(Items from a figure collection)
┄┄┄┄┄┄┄┄┄┄

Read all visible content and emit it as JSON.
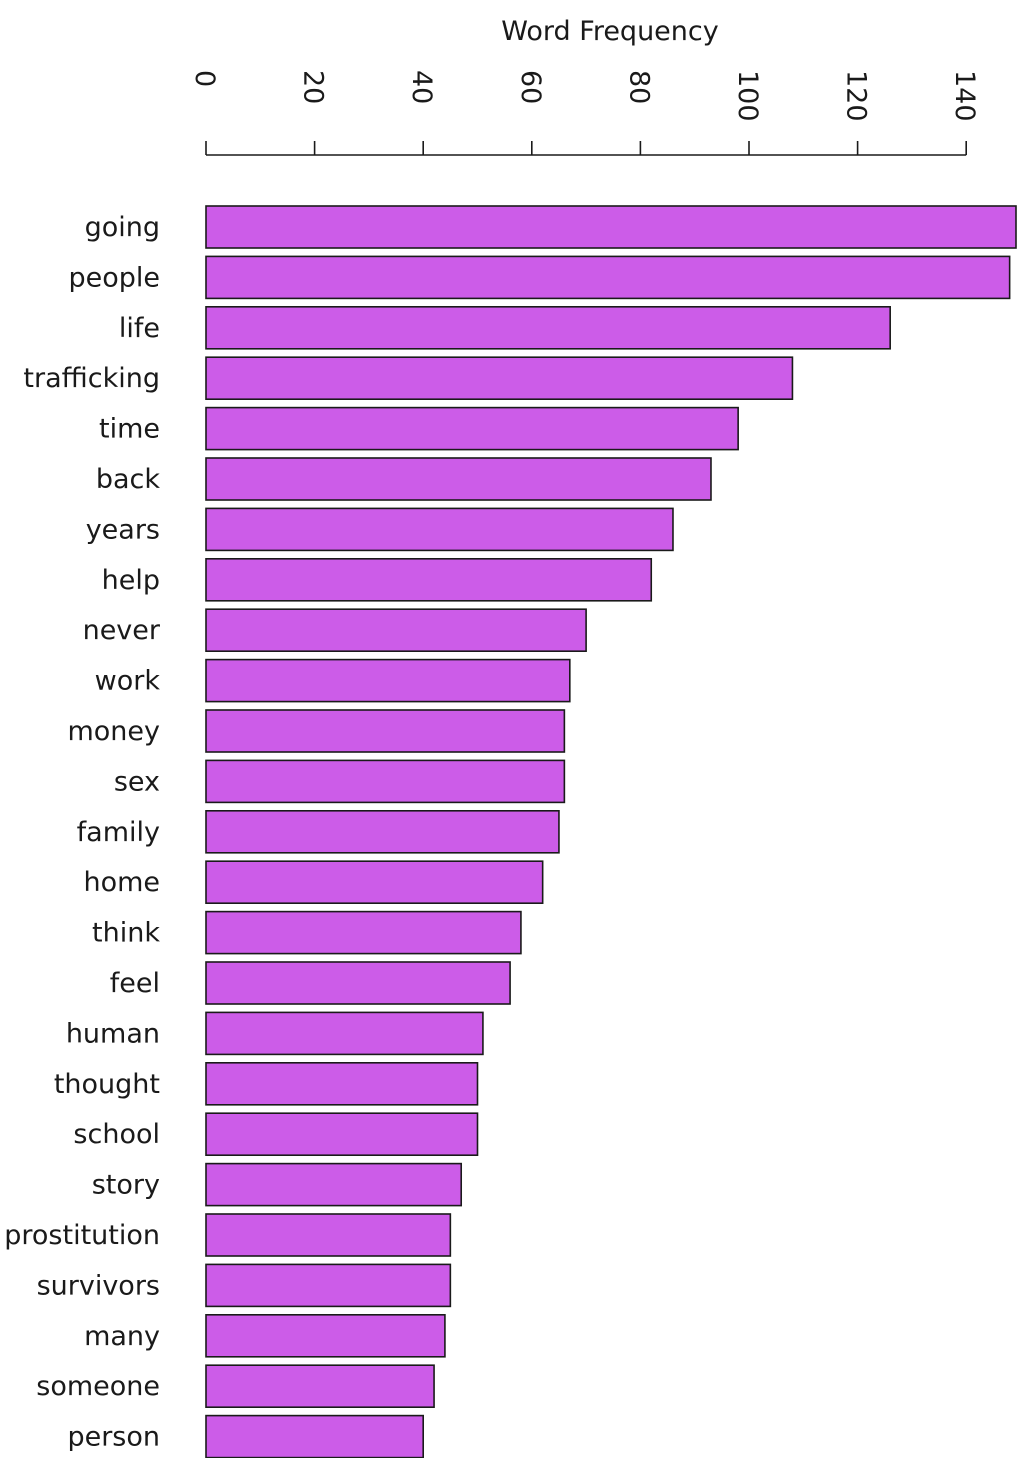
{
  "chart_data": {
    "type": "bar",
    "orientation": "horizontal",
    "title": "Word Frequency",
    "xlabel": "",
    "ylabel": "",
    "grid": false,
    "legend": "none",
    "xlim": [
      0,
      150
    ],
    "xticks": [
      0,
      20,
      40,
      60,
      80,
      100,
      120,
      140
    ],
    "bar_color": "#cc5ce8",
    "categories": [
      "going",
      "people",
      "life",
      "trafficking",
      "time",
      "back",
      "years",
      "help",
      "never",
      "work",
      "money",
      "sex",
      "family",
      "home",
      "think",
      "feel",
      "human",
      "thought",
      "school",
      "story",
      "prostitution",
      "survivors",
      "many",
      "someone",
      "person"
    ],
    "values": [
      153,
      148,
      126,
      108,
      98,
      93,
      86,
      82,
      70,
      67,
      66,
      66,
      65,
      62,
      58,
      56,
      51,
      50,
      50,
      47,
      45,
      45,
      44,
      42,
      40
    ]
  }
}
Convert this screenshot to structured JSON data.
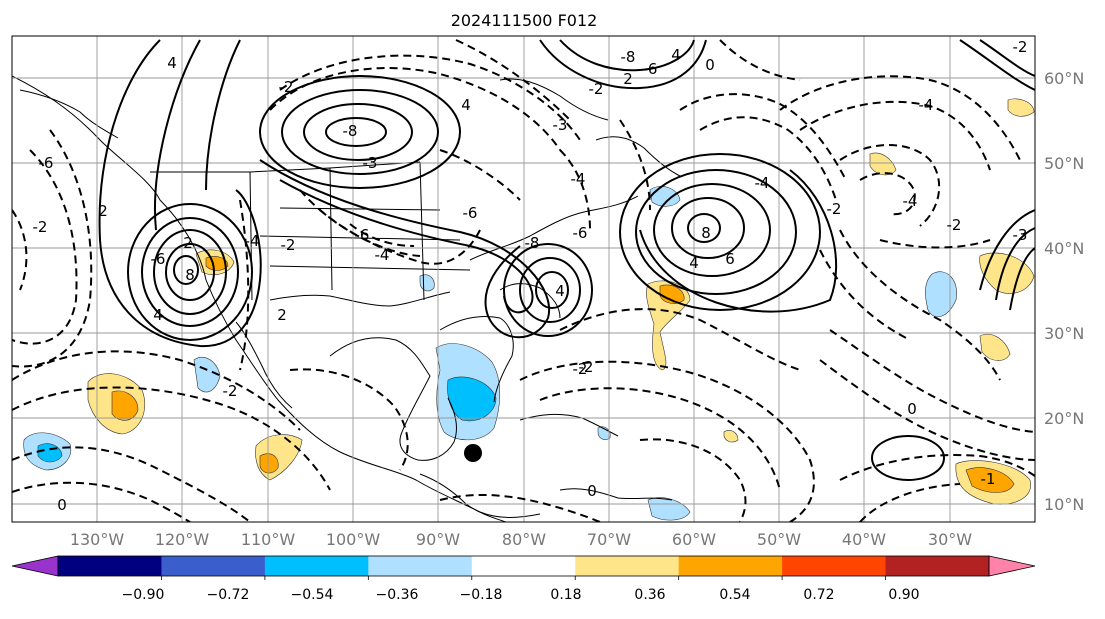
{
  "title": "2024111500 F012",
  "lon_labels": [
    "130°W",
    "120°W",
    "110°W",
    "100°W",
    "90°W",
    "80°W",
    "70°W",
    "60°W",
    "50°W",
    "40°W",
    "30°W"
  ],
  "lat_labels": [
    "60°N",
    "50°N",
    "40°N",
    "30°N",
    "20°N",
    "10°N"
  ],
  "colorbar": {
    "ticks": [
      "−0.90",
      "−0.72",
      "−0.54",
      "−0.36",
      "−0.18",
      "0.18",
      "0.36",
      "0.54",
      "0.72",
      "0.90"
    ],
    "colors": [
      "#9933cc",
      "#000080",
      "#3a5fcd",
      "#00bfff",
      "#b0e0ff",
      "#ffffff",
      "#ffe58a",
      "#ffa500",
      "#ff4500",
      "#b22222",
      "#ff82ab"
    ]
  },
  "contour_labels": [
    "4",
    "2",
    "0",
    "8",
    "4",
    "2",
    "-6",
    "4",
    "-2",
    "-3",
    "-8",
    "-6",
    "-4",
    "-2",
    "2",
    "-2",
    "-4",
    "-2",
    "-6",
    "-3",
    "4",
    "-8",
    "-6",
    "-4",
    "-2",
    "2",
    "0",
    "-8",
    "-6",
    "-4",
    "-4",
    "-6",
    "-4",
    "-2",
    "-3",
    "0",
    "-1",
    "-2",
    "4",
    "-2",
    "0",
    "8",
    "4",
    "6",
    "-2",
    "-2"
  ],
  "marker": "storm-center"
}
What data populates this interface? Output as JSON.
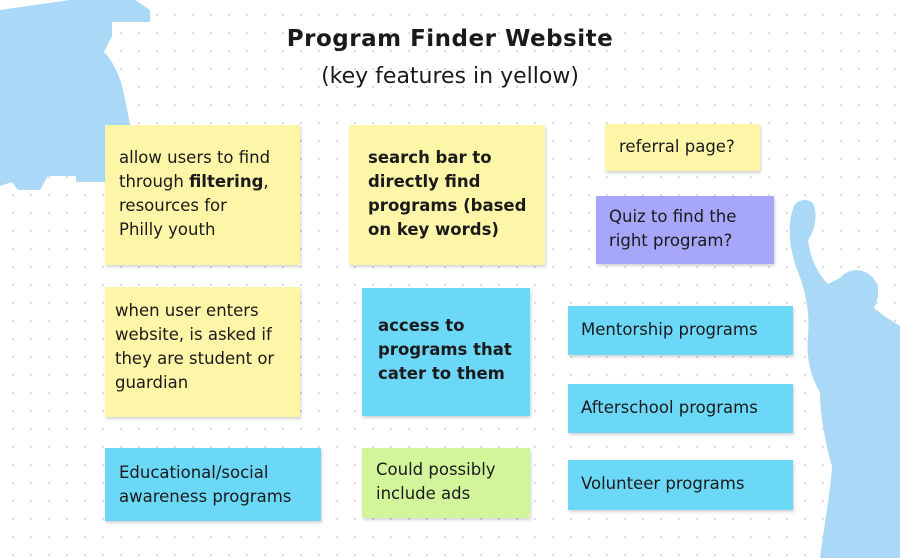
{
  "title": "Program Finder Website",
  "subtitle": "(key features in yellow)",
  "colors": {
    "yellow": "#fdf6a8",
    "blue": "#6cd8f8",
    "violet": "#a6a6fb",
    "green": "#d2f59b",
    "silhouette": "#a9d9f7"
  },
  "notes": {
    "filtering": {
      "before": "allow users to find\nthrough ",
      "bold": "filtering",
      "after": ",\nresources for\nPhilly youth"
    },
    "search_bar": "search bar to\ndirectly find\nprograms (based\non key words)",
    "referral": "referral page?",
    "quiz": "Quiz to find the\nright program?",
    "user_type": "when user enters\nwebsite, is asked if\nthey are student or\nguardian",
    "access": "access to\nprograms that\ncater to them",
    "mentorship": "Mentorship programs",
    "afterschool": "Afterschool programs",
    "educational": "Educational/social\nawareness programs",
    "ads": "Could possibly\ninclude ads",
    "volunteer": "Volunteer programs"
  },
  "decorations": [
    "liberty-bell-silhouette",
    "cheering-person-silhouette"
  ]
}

┄┄┄┄┄┄┄┄┄┄

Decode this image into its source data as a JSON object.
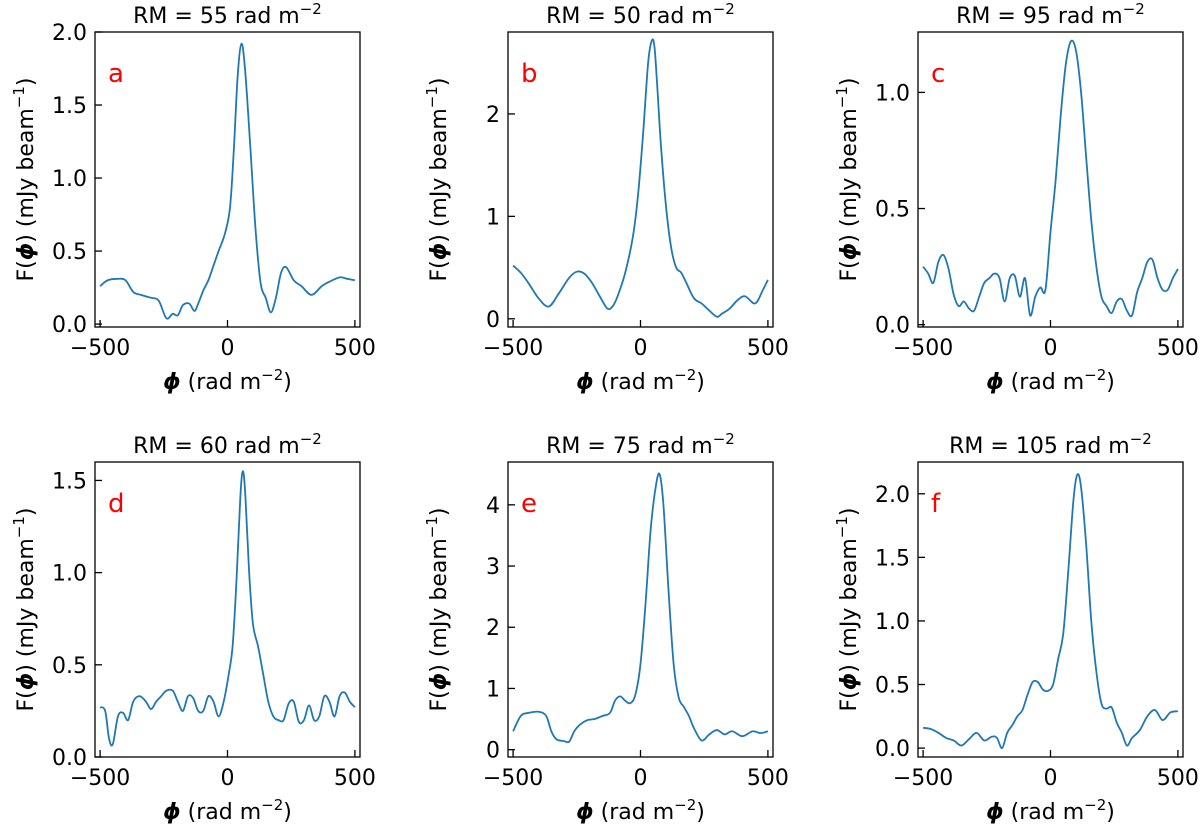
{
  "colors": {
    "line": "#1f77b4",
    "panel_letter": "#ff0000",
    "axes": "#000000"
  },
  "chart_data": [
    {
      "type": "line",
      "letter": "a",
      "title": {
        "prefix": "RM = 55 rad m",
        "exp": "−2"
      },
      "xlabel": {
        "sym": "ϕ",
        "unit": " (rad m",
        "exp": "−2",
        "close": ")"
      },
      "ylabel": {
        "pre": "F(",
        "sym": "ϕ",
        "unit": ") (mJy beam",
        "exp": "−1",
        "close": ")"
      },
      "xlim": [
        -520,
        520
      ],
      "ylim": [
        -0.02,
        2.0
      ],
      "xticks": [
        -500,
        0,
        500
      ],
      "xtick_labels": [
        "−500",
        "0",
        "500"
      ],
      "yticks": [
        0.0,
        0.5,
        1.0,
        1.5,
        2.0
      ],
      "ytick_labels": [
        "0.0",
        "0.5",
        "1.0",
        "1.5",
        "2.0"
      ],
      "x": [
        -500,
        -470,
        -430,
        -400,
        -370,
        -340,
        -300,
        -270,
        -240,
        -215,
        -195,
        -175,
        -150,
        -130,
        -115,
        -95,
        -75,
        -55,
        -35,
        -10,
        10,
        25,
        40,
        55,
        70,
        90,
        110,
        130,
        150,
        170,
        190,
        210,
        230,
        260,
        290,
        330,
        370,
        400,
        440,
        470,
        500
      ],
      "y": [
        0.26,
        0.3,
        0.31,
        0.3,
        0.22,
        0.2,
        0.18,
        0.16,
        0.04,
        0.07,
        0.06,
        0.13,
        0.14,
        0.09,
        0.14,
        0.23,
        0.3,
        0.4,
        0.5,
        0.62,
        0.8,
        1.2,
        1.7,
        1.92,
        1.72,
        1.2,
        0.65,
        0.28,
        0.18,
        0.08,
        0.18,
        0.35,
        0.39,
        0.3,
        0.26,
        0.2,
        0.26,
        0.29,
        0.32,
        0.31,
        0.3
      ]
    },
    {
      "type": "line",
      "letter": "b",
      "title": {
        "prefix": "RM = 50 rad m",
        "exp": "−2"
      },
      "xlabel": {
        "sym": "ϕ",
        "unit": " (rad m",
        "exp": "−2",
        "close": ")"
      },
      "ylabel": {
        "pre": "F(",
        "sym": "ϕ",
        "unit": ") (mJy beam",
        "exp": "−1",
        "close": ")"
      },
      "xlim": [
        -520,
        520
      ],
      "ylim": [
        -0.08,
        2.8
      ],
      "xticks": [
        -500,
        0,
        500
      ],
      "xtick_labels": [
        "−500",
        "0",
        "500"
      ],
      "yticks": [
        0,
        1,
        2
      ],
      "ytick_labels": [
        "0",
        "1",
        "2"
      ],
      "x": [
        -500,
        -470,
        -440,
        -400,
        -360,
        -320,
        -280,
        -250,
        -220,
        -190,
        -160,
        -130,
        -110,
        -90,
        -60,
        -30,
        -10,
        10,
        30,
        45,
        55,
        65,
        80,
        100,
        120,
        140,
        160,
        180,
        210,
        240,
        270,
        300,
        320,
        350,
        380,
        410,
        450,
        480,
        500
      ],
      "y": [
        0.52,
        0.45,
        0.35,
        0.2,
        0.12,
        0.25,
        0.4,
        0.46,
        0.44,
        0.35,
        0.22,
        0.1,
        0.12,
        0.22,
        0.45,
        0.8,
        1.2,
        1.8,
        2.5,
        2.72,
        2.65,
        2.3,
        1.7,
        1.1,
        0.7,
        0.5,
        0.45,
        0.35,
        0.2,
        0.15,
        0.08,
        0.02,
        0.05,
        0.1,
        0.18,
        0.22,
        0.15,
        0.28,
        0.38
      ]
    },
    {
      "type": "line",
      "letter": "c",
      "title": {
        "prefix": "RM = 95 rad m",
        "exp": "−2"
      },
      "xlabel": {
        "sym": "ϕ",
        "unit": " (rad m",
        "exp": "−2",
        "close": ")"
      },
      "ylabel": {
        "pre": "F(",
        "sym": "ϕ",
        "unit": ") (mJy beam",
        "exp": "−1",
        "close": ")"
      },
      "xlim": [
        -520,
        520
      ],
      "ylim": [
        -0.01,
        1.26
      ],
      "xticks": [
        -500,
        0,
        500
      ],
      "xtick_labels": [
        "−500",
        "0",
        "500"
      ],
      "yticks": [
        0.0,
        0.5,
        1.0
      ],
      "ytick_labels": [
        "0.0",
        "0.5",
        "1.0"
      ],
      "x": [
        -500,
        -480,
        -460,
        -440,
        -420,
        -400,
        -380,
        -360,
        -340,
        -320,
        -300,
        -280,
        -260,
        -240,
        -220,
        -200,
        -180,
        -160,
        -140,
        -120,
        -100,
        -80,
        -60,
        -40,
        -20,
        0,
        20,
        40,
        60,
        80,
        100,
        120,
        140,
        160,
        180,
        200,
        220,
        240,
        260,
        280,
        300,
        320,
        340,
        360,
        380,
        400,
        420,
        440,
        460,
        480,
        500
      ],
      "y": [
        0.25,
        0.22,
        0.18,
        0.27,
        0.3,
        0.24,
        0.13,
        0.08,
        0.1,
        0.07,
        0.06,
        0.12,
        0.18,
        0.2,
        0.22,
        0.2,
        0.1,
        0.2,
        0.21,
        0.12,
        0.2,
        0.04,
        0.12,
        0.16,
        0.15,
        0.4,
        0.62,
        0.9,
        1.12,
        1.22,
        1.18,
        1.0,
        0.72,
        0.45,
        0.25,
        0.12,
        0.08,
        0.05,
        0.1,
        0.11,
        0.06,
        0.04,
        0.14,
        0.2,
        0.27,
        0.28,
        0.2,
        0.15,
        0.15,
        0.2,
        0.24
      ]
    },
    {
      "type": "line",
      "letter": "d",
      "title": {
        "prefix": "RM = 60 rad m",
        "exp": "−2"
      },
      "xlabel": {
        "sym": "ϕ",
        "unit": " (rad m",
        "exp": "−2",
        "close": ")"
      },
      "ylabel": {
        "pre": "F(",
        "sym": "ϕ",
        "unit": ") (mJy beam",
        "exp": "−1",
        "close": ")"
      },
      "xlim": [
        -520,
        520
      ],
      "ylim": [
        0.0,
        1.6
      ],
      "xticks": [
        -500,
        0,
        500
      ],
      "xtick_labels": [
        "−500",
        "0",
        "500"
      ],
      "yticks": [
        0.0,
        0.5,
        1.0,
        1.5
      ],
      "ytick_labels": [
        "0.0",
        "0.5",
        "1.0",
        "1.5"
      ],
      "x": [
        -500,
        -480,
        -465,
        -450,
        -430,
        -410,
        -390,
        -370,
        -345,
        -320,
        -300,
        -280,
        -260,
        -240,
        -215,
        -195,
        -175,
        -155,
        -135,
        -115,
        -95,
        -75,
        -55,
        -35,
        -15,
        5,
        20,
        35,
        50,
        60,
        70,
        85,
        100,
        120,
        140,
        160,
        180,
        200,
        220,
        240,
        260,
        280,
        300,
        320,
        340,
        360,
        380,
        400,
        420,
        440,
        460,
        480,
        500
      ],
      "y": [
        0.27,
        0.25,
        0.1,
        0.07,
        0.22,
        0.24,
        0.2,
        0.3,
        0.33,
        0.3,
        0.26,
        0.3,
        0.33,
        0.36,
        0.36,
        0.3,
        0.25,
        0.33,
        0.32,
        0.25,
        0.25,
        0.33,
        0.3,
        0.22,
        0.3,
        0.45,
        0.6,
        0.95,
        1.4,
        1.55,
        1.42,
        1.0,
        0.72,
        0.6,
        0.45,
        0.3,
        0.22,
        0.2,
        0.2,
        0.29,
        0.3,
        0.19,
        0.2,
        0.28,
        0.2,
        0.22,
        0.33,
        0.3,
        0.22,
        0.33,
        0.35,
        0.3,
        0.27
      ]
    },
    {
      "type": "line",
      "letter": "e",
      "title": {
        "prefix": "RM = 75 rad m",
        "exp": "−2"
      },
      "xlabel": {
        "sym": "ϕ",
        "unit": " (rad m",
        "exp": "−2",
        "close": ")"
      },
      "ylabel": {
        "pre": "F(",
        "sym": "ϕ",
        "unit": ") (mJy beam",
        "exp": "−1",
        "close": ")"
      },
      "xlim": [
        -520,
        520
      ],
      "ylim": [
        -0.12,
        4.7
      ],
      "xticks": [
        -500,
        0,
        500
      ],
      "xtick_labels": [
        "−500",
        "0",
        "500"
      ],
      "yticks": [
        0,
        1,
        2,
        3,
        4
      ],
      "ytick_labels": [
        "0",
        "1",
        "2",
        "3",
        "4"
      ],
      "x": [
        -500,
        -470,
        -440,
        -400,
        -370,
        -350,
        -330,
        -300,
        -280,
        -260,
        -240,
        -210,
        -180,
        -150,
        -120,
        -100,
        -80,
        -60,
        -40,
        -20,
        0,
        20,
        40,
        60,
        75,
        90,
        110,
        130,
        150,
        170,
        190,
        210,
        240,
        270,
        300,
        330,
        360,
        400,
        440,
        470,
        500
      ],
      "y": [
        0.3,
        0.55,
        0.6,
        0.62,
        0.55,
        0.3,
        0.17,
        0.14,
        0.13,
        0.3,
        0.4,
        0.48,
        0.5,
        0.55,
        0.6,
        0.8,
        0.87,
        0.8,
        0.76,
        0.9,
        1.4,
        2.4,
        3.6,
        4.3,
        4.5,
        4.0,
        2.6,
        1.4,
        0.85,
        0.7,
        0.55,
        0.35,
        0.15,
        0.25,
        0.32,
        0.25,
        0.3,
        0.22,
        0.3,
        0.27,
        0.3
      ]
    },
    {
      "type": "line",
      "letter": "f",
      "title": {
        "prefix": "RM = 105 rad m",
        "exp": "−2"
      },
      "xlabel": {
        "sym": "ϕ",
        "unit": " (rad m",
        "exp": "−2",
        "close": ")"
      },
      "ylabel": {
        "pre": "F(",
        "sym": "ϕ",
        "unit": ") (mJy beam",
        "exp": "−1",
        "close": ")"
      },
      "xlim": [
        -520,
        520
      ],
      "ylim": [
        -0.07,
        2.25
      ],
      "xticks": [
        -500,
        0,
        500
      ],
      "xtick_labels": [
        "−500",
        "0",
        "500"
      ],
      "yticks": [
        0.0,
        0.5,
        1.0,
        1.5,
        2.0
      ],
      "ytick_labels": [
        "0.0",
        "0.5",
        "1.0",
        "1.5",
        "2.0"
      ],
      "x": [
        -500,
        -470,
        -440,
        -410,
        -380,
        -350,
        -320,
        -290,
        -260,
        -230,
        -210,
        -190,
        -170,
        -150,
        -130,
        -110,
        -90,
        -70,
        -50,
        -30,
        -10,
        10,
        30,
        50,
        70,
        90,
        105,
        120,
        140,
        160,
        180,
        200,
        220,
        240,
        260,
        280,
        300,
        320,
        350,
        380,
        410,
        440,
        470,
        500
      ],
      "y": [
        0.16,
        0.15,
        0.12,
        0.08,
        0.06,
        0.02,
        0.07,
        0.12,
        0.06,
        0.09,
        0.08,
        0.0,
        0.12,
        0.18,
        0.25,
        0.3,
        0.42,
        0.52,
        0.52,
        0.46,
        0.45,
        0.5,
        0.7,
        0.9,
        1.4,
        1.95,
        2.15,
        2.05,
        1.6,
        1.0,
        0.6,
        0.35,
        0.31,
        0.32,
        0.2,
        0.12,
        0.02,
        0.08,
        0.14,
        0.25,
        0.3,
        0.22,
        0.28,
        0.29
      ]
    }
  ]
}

┄┄┄┄┄┄┄┄┄┄

To do:
Copy every line of the data that holds the string "nprograms".

Solution for this task:
    "search_bar": "search bar to\ndirectly find\nprograms (based\non key words)",
    "access": "access to\nprograms that\ncater to them",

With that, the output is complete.